▶ [Problem requirements]: Every line that includes the word "this" is to be listed.

——————————

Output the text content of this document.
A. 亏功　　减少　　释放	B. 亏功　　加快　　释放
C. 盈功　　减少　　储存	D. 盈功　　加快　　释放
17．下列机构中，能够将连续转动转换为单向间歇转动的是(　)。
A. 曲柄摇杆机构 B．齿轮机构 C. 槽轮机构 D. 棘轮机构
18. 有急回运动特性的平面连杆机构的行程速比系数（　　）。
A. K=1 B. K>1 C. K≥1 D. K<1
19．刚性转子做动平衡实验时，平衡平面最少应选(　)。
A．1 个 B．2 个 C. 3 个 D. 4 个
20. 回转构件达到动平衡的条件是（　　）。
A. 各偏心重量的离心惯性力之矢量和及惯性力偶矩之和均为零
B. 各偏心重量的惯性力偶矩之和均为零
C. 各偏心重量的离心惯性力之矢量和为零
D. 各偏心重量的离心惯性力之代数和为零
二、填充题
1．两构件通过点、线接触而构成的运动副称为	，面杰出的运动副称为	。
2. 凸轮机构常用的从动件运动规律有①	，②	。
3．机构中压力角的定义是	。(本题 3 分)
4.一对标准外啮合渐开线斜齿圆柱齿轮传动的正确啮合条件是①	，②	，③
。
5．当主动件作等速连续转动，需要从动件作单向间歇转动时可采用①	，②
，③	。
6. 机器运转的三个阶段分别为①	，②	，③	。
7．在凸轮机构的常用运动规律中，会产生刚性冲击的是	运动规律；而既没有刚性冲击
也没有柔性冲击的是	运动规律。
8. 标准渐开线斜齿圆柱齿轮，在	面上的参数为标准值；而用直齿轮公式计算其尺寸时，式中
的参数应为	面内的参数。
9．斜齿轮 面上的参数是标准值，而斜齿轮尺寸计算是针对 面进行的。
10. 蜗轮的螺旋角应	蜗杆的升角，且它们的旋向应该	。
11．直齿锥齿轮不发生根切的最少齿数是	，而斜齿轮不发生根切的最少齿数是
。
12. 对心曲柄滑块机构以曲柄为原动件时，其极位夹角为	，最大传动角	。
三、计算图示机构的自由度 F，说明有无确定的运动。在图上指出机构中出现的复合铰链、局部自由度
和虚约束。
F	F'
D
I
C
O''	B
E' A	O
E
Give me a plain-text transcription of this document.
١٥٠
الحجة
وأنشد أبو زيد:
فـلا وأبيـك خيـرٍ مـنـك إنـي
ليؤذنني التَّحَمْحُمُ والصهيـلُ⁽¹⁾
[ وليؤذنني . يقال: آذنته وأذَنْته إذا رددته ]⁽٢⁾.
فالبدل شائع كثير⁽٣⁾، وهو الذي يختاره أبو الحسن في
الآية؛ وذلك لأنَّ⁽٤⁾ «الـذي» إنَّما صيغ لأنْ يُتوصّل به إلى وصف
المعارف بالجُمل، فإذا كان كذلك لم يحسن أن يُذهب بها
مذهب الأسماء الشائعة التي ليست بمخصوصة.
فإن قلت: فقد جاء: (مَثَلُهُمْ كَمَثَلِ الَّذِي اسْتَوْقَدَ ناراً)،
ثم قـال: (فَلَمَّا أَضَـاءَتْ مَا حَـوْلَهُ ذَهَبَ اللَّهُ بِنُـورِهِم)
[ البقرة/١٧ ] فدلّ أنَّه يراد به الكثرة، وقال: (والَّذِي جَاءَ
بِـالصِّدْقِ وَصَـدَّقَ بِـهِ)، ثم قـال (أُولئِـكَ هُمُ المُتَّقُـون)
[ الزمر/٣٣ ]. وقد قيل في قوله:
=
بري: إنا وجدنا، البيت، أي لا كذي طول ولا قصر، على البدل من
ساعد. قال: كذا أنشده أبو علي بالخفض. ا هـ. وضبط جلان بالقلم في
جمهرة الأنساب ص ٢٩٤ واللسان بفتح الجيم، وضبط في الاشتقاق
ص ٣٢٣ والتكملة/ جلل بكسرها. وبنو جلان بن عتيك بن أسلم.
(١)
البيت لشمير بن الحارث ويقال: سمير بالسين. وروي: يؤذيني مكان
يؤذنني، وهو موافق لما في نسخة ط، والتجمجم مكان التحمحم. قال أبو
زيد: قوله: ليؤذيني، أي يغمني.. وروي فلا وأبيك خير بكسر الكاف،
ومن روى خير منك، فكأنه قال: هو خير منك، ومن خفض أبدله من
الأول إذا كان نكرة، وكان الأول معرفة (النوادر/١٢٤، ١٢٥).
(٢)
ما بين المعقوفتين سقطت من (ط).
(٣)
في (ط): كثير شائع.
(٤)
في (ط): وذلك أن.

——————————

▶ [The reply]:
Output the text content of this document.
Give me a plain-text transcription of this document.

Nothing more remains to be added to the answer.